(Voci del dataset)
━━━━━━━━━━━━━━━━━━━━━━━━━━━━━━

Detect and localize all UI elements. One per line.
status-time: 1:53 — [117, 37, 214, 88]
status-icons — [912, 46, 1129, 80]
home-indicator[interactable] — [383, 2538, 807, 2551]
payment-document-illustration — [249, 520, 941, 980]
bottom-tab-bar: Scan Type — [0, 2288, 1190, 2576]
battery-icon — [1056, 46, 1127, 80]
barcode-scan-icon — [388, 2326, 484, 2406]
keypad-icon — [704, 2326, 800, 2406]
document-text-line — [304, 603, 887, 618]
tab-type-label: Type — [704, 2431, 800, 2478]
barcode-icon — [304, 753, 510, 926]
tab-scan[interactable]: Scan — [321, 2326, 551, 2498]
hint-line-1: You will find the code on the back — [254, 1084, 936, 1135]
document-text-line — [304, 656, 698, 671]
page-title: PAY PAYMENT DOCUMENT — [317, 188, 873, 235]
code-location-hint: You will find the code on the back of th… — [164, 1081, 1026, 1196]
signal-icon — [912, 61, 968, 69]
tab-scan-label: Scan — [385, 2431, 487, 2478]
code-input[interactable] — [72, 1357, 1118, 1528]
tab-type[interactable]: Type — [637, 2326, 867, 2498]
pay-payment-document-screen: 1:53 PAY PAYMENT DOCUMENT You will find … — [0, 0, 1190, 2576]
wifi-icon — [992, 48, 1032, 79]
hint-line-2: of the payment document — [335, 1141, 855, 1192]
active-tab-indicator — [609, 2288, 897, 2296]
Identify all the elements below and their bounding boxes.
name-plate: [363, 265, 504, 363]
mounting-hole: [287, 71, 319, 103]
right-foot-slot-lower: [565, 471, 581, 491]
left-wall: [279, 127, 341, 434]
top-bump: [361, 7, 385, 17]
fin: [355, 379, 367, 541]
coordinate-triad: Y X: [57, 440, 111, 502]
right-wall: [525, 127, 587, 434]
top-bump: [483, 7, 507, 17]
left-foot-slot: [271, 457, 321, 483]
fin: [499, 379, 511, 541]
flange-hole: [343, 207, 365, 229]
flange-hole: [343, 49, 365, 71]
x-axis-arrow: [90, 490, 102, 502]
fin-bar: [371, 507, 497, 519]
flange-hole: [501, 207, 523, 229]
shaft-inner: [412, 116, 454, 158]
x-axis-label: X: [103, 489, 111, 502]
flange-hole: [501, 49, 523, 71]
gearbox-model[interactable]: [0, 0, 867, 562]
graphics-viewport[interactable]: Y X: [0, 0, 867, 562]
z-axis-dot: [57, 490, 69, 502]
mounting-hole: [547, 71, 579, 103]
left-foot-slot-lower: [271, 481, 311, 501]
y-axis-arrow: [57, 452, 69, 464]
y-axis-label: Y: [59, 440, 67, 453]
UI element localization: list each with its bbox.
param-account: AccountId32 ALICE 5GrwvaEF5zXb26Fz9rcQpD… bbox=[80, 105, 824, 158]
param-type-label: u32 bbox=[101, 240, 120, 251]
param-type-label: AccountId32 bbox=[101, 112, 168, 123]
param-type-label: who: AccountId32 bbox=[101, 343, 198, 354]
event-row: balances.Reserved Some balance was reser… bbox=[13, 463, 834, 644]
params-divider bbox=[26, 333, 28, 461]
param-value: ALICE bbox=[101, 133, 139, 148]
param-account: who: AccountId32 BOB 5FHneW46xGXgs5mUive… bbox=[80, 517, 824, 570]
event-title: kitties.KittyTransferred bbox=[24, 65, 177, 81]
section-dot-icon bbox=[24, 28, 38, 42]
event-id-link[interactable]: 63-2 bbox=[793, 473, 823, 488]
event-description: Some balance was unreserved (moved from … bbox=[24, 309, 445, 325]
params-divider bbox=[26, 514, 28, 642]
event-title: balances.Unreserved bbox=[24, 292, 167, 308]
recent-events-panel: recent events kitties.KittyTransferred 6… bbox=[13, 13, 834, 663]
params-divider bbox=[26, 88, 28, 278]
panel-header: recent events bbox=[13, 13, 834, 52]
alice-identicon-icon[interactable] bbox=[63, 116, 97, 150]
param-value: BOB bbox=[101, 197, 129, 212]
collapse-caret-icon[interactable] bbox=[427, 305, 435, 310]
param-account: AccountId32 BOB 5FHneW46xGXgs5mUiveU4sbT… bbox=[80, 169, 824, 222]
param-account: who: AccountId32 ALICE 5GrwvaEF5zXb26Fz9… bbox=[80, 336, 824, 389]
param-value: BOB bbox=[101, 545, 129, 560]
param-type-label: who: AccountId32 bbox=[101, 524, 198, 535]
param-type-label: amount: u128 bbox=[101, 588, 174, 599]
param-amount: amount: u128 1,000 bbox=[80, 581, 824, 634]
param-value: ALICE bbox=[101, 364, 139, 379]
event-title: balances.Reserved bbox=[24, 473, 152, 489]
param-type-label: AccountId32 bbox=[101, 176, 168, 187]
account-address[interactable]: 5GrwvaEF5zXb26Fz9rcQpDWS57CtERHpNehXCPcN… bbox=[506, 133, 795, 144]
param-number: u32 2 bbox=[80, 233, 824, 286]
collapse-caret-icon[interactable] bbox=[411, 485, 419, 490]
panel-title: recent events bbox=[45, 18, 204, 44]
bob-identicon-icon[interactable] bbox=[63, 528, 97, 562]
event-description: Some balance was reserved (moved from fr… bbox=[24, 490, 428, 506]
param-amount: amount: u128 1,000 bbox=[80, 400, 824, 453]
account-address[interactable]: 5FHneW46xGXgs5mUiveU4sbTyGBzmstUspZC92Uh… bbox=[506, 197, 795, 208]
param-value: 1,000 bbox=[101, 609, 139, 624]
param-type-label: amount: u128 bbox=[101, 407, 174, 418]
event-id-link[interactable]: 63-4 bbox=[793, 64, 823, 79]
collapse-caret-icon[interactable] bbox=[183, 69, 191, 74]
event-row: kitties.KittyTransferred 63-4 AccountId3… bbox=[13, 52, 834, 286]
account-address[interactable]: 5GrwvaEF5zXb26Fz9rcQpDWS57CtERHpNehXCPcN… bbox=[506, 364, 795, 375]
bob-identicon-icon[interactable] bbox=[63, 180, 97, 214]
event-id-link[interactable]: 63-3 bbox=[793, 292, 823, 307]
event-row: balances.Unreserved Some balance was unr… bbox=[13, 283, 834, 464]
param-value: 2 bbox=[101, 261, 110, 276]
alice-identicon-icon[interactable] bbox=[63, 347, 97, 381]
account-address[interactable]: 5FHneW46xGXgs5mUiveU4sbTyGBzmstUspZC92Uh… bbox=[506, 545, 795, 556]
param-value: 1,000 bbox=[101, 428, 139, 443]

━━━━━━━━━━━━━━━━━━━━━━━━━━━━━━

### [ESERCIZIO SCRITTO]
Ricopia tutte le righe qui sopra, dalla prima all'ultima, senza cambiare nulla.

### [RISPOSTA]
Detect and localize all UI elements. One per line.
status-time: 1:53 — [117, 37, 214, 88]
status-icons — [912, 46, 1129, 80]
home-indicator[interactable] — [383, 2538, 807, 2551]
payment-document-illustration — [249, 520, 941, 980]
bottom-tab-bar: Scan Type — [0, 2288, 1190, 2576]
battery-icon — [1056, 46, 1127, 80]
barcode-scan-icon — [388, 2326, 484, 2406]
keypad-icon — [704, 2326, 800, 2406]
document-text-line — [304, 603, 887, 618]
tab-type-label: Type — [704, 2431, 800, 2478]
barcode-icon — [304, 753, 510, 926]
tab-scan[interactable]: Scan — [321, 2326, 551, 2498]
hint-line-1: You will find the code on the back — [254, 1084, 936, 1135]
document-text-line — [304, 656, 698, 671]
page-title: PAY PAYMENT DOCUMENT — [317, 188, 873, 235]
code-location-hint: You will find the code on the back of th… — [164, 1081, 1026, 1196]
signal-icon — [912, 61, 968, 69]
tab-scan-label: Scan — [385, 2431, 487, 2478]
code-input[interactable] — [72, 1357, 1118, 1528]
tab-type[interactable]: Type — [637, 2326, 867, 2498]
pay-payment-document-screen: 1:53 PAY PAYMENT DOCUMENT You will find … — [0, 0, 1190, 2576]
wifi-icon — [992, 48, 1032, 79]
hint-line-2: of the payment document — [335, 1141, 855, 1192]
active-tab-indicator — [609, 2288, 897, 2296]
Identify all the elements below and their bounding boxes.
name-plate: [363, 265, 504, 363]
mounting-hole: [287, 71, 319, 103]
right-foot-slot-lower: [565, 471, 581, 491]
left-wall: [279, 127, 341, 434]
top-bump: [361, 7, 385, 17]
fin: [355, 379, 367, 541]
coordinate-triad: Y X: [57, 440, 111, 502]
right-wall: [525, 127, 587, 434]
top-bump: [483, 7, 507, 17]
left-foot-slot: [271, 457, 321, 483]
fin: [499, 379, 511, 541]
flange-hole: [343, 207, 365, 229]
flange-hole: [343, 49, 365, 71]
x-axis-arrow: [90, 490, 102, 502]
fin-bar: [371, 507, 497, 519]
flange-hole: [501, 207, 523, 229]
shaft-inner: [412, 116, 454, 158]
x-axis-label: X: [103, 489, 111, 502]
flange-hole: [501, 49, 523, 71]
gearbox-model[interactable]: [0, 0, 867, 562]
graphics-viewport[interactable]: Y X: [0, 0, 867, 562]
z-axis-dot: [57, 490, 69, 502]
mounting-hole: [547, 71, 579, 103]
left-foot-slot-lower: [271, 481, 311, 501]
y-axis-arrow: [57, 452, 69, 464]
y-axis-label: Y: [59, 440, 67, 453]
UI element localization: list each with its bbox.
param-account: AccountId32 ALICE 5GrwvaEF5zXb26Fz9rcQpD… bbox=[80, 105, 824, 158]
param-type-label: u32 bbox=[101, 240, 120, 251]
param-type-label: AccountId32 bbox=[101, 112, 168, 123]
param-type-label: who: AccountId32 bbox=[101, 343, 198, 354]
event-row: balances.Reserved Some balance was reser… bbox=[13, 463, 834, 644]
params-divider bbox=[26, 333, 28, 461]
param-value: ALICE bbox=[101, 133, 139, 148]
param-account: who: AccountId32 BOB 5FHneW46xGXgs5mUive… bbox=[80, 517, 824, 570]
event-title: kitties.KittyTransferred bbox=[24, 65, 177, 81]
section-dot-icon bbox=[24, 28, 38, 42]
event-id-link[interactable]: 63-2 bbox=[793, 473, 823, 488]
event-description: Some balance was unreserved (moved from … bbox=[24, 309, 445, 325]
params-divider bbox=[26, 514, 28, 642]
event-title: balances.Unreserved bbox=[24, 292, 167, 308]
recent-events-panel: recent events kitties.KittyTransferred 6… bbox=[13, 13, 834, 663]
params-divider bbox=[26, 88, 28, 278]
panel-header: recent events bbox=[13, 13, 834, 52]
alice-identicon-icon[interactable] bbox=[63, 116, 97, 150]
param-value: BOB bbox=[101, 197, 129, 212]
collapse-caret-icon[interactable] bbox=[427, 305, 435, 310]
param-account: AccountId32 BOB 5FHneW46xGXgs5mUiveU4sbT… bbox=[80, 169, 824, 222]
param-account: who: AccountId32 ALICE 5GrwvaEF5zXb26Fz9… bbox=[80, 336, 824, 389]
param-value: BOB bbox=[101, 545, 129, 560]
param-type-label: who: AccountId32 bbox=[101, 524, 198, 535]
param-type-label: amount: u128 bbox=[101, 588, 174, 599]
param-amount: amount: u128 1,000 bbox=[80, 581, 824, 634]
param-value: ALICE bbox=[101, 364, 139, 379]
event-title: balances.Reserved bbox=[24, 473, 152, 489]
param-type-label: AccountId32 bbox=[101, 176, 168, 187]
account-address[interactable]: 5GrwvaEF5zXb26Fz9rcQpDWS57CtERHpNehXCPcN… bbox=[506, 133, 795, 144]
param-number: u32 2 bbox=[80, 233, 824, 286]
collapse-caret-icon[interactable] bbox=[411, 485, 419, 490]
panel-title: recent events bbox=[45, 18, 204, 44]
bob-identicon-icon[interactable] bbox=[63, 528, 97, 562]
event-description: Some balance was reserved (moved from fr… bbox=[24, 490, 428, 506]
param-amount: amount: u128 1,000 bbox=[80, 400, 824, 453]
account-address[interactable]: 5FHneW46xGXgs5mUiveU4sbTyGBzmstUspZC92Uh… bbox=[506, 197, 795, 208]
param-value: 1,000 bbox=[101, 609, 139, 624]
param-type-label: amount: u128 bbox=[101, 407, 174, 418]
event-id-link[interactable]: 63-4 bbox=[793, 64, 823, 79]
collapse-caret-icon[interactable] bbox=[183, 69, 191, 74]
event-row: kitties.KittyTransferred 63-4 AccountId3… bbox=[13, 52, 834, 286]
account-address[interactable]: 5GrwvaEF5zXb26Fz9rcQpDWS57CtERHpNehXCPcN… bbox=[506, 364, 795, 375]
bob-identicon-icon[interactable] bbox=[63, 180, 97, 214]
event-id-link[interactable]: 63-3 bbox=[793, 292, 823, 307]
event-row: balances.Unreserved Some balance was unr… bbox=[13, 283, 834, 464]
param-value: 2 bbox=[101, 261, 110, 276]
alice-identicon-icon[interactable] bbox=[63, 347, 97, 381]
account-address[interactable]: 5FHneW46xGXgs5mUiveU4sbTyGBzmstUspZC92Uh… bbox=[506, 545, 795, 556]
param-value: 1,000 bbox=[101, 428, 139, 443]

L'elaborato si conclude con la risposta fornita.